**** Source data
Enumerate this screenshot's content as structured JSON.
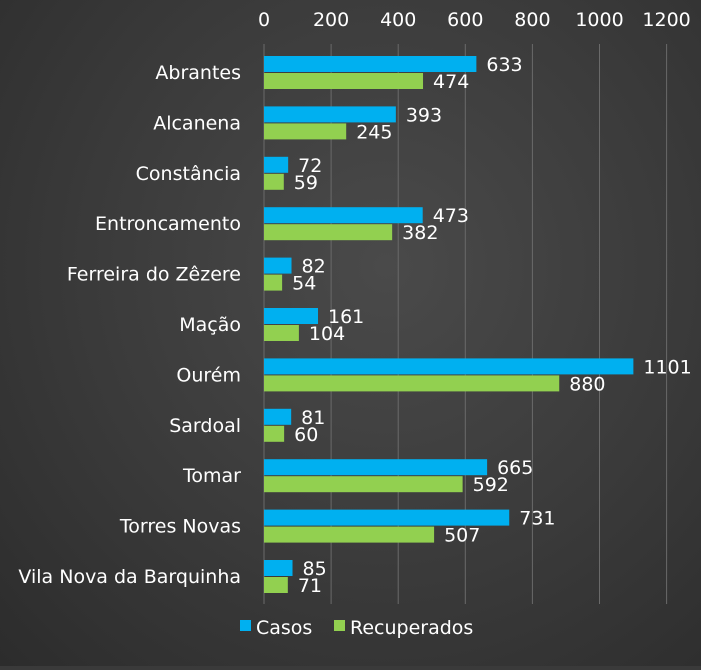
{
  "chart_data": {
    "type": "bar",
    "orientation": "horizontal",
    "categories": [
      "Abrantes",
      "Alcanena",
      "Constância",
      "Entroncamento",
      "Ferreira do Zêzere",
      "Mação",
      "Ourém",
      "Sardoal",
      "Tomar",
      "Torres Novas",
      "Vila Nova da Barquinha"
    ],
    "series": [
      {
        "name": "Casos",
        "color": "#00b0f0",
        "values": [
          633,
          393,
          72,
          473,
          82,
          161,
          1101,
          81,
          665,
          731,
          85
        ]
      },
      {
        "name": "Recuperados",
        "color": "#92d050",
        "values": [
          474,
          245,
          59,
          382,
          54,
          104,
          880,
          60,
          592,
          507,
          71
        ]
      }
    ],
    "xlim": [
      0,
      1200
    ],
    "xticks": [
      0,
      200,
      400,
      600,
      800,
      1000,
      1200
    ],
    "x_axis_position": "top",
    "grid": true,
    "data_labels": true,
    "legend_position": "bottom"
  }
}
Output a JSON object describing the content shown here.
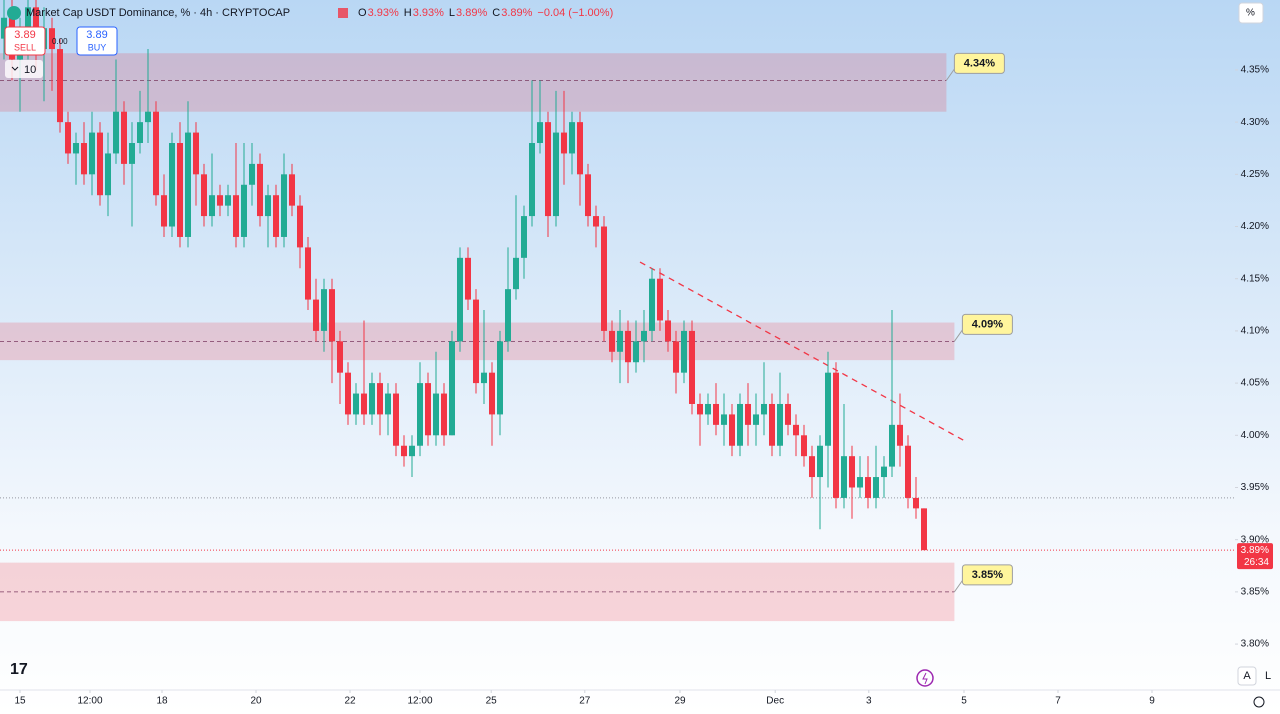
{
  "header": {
    "title": "Market Cap USDT Dominance, % · 4h · CRYPTOCAP",
    "ohlc": [
      {
        "label": "O",
        "value": "3.93%"
      },
      {
        "label": "H",
        "value": "3.93%"
      },
      {
        "label": "L",
        "value": "3.89%"
      },
      {
        "label": "C",
        "value": "3.89%"
      }
    ],
    "change": "−0.04 (−1.00%)",
    "sell": {
      "price": "3.89",
      "label": "SELL"
    },
    "spread": "0.00",
    "buy": {
      "price": "3.89",
      "label": "BUY"
    },
    "indicators": "10",
    "scale_mode": "%",
    "auto": "A",
    "log": "L"
  },
  "chart_data": {
    "type": "candlestick",
    "up_color": "#22ab94",
    "down_color": "#f23645",
    "xlim": [
      -0.5,
      153.875
    ],
    "ylim": [
      3.756,
      4.417
    ],
    "xticks": [
      {
        "value": 2,
        "label": "15"
      },
      {
        "value": 10.75,
        "label": "12:00"
      },
      {
        "value": 19.75,
        "label": "18"
      },
      {
        "value": 31.5,
        "label": "20"
      },
      {
        "value": 43.25,
        "label": "22"
      },
      {
        "value": 52,
        "label": "12:00"
      },
      {
        "value": 60.9,
        "label": "25"
      },
      {
        "value": 72.6,
        "label": "27"
      },
      {
        "value": 84.5,
        "label": "29"
      },
      {
        "value": 96.4,
        "label": "Dec"
      },
      {
        "value": 108.1,
        "label": "3"
      },
      {
        "value": 120,
        "label": "5"
      },
      {
        "value": 131.75,
        "label": "7"
      },
      {
        "value": 143.5,
        "label": "9"
      }
    ],
    "yticks": [
      {
        "value": 4.35,
        "label": "4.35%"
      },
      {
        "value": 4.3,
        "label": "4.30%"
      },
      {
        "value": 4.25,
        "label": "4.25%"
      },
      {
        "value": 4.2,
        "label": "4.20%"
      },
      {
        "value": 4.15,
        "label": "4.15%"
      },
      {
        "value": 4.1,
        "label": "4.10%"
      },
      {
        "value": 4.05,
        "label": "4.05%"
      },
      {
        "value": 4,
        "label": "4.00%"
      },
      {
        "value": 3.95,
        "label": "3.95%"
      },
      {
        "value": 3.9,
        "label": "3.90%"
      },
      {
        "value": 3.85,
        "label": "3.85%"
      },
      {
        "value": 3.8,
        "label": "3.80%"
      }
    ],
    "open": [
      4.38,
      4.4,
      4.36,
      4.38,
      4.41,
      4.37,
      4.39,
      4.37,
      4.3,
      4.27,
      4.28,
      4.25,
      4.29,
      4.23,
      4.27,
      4.31,
      4.26,
      4.28,
      4.3,
      4.31,
      4.23,
      4.2,
      4.28,
      4.19,
      4.29,
      4.25,
      4.21,
      4.23,
      4.22,
      4.23,
      4.19,
      4.24,
      4.26,
      4.21,
      4.23,
      4.19,
      4.25,
      4.22,
      4.18,
      4.13,
      4.1,
      4.14,
      4.09,
      4.06,
      4.02,
      4.04,
      4.02,
      4.05,
      4.02,
      4.04,
      3.99,
      3.98,
      3.99,
      4.05,
      4.0,
      4.04,
      4.0,
      4.09,
      4.17,
      4.13,
      4.05,
      4.06,
      4.02,
      4.09,
      4.14,
      4.17,
      4.21,
      4.28,
      4.3,
      4.21,
      4.29,
      4.27,
      4.3,
      4.25,
      4.21,
      4.2,
      4.1,
      4.08,
      4.1,
      4.07,
      4.09,
      4.1,
      4.15,
      4.11,
      4.09,
      4.06,
      4.1,
      4.03,
      4.02,
      4.03,
      4.01,
      4.02,
      3.99,
      4.03,
      4.01,
      4.02,
      4.03,
      3.99,
      4.03,
      4.01,
      4.0,
      3.98,
      3.96,
      3.99,
      4.06,
      3.94,
      3.98,
      3.95,
      3.96,
      3.94,
      3.96,
      3.97,
      4.01,
      3.99,
      3.94,
      3.93
    ],
    "high": [
      4.42,
      4.42,
      4.4,
      4.43,
      4.42,
      4.41,
      4.4,
      4.38,
      4.31,
      4.29,
      4.3,
      4.31,
      4.3,
      4.29,
      4.36,
      4.32,
      4.3,
      4.33,
      4.37,
      4.32,
      4.25,
      4.29,
      4.3,
      4.32,
      4.3,
      4.26,
      4.27,
      4.24,
      4.24,
      4.28,
      4.28,
      4.28,
      4.27,
      4.24,
      4.24,
      4.27,
      4.26,
      4.23,
      4.19,
      4.15,
      4.15,
      4.15,
      4.1,
      4.07,
      4.05,
      4.11,
      4.06,
      4.06,
      4.05,
      4.05,
      4.0,
      4.0,
      4.07,
      4.06,
      4.08,
      4.05,
      4.1,
      4.18,
      4.18,
      4.14,
      4.12,
      4.07,
      4.1,
      4.18,
      4.23,
      4.22,
      4.34,
      4.34,
      4.31,
      4.33,
      4.33,
      4.31,
      4.31,
      4.26,
      4.22,
      4.21,
      4.11,
      4.12,
      4.11,
      4.11,
      4.12,
      4.16,
      4.16,
      4.12,
      4.1,
      4.11,
      4.11,
      4.04,
      4.04,
      4.05,
      4.04,
      4.03,
      4.04,
      4.05,
      4.04,
      4.07,
      4.04,
      4.06,
      4.04,
      4.02,
      4.01,
      3.99,
      4.0,
      4.08,
      4.07,
      4.03,
      3.99,
      3.98,
      3.98,
      3.99,
      3.98,
      4.12,
      4.04,
      4.0,
      3.96,
      3.93
    ],
    "low": [
      4.36,
      4.34,
      4.31,
      4.36,
      4.35,
      4.32,
      4.33,
      4.29,
      4.26,
      4.24,
      4.24,
      4.23,
      4.22,
      4.21,
      4.26,
      4.24,
      4.2,
      4.27,
      4.28,
      4.22,
      4.19,
      4.19,
      4.18,
      4.18,
      4.22,
      4.2,
      4.2,
      4.21,
      4.21,
      4.18,
      4.18,
      4.22,
      4.2,
      4.18,
      4.18,
      4.18,
      4.21,
      4.16,
      4.12,
      4.09,
      4.08,
      4.05,
      4.03,
      4.01,
      4.01,
      4.01,
      4.01,
      4.0,
      4.0,
      3.98,
      3.97,
      3.96,
      3.98,
      3.99,
      3.99,
      3.99,
      4.0,
      4.08,
      4.12,
      4.04,
      4.03,
      3.99,
      4.0,
      4.08,
      4.13,
      4.15,
      4.2,
      4.27,
      4.19,
      4.2,
      4.24,
      4.25,
      4.22,
      4.2,
      4.18,
      4.09,
      4.07,
      4.05,
      4.05,
      4.06,
      4.07,
      4.09,
      4.1,
      4.08,
      4.04,
      4.05,
      4.02,
      3.99,
      4.01,
      4.0,
      3.99,
      3.98,
      3.98,
      3.99,
      3.99,
      4.0,
      3.98,
      3.98,
      4.0,
      3.98,
      3.97,
      3.94,
      3.91,
      3.95,
      3.93,
      3.93,
      3.92,
      3.94,
      3.93,
      3.93,
      3.94,
      3.96,
      3.97,
      3.93,
      3.92,
      3.89
    ],
    "close": [
      4.4,
      4.36,
      4.38,
      4.41,
      4.37,
      4.39,
      4.37,
      4.3,
      4.27,
      4.28,
      4.25,
      4.29,
      4.23,
      4.27,
      4.31,
      4.26,
      4.28,
      4.3,
      4.31,
      4.23,
      4.2,
      4.28,
      4.19,
      4.29,
      4.25,
      4.21,
      4.23,
      4.22,
      4.23,
      4.19,
      4.24,
      4.26,
      4.21,
      4.23,
      4.19,
      4.25,
      4.22,
      4.18,
      4.13,
      4.1,
      4.14,
      4.09,
      4.06,
      4.02,
      4.04,
      4.02,
      4.05,
      4.02,
      4.04,
      3.99,
      3.98,
      3.99,
      4.05,
      4.0,
      4.04,
      4.0,
      4.09,
      4.17,
      4.13,
      4.05,
      4.06,
      4.02,
      4.09,
      4.14,
      4.17,
      4.21,
      4.28,
      4.3,
      4.21,
      4.29,
      4.27,
      4.3,
      4.25,
      4.21,
      4.2,
      4.1,
      4.08,
      4.1,
      4.07,
      4.09,
      4.1,
      4.15,
      4.11,
      4.09,
      4.06,
      4.1,
      4.03,
      4.02,
      4.03,
      4.01,
      4.02,
      3.99,
      4.03,
      4.01,
      4.02,
      4.03,
      3.99,
      4.03,
      4.01,
      4.0,
      3.98,
      3.96,
      3.99,
      4.06,
      3.94,
      3.98,
      3.95,
      3.96,
      3.94,
      3.96,
      3.97,
      4.01,
      3.99,
      3.94,
      3.93,
      3.89
    ],
    "zones": [
      {
        "label": "4.34%",
        "level": 4.34,
        "top": 4.366,
        "bottom": 4.31,
        "end": 117.8
      },
      {
        "label": "4.09%",
        "level": 4.09,
        "top": 4.108,
        "bottom": 4.072,
        "end": 118.8
      },
      {
        "label": "3.85%",
        "level": 3.85,
        "top": 3.878,
        "bottom": 3.822,
        "end": 118.8
      }
    ],
    "trendline": {
      "x": [
        79.5,
        120
      ],
      "y": [
        4.166,
        3.995
      ]
    },
    "level_line": 3.94,
    "last_price": {
      "value": 3.89,
      "label": "3.89%",
      "countdown": "26:34"
    }
  }
}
********
Do this: Work out how many lines above contain the word "bottom". Give only the number.

Complete output: 4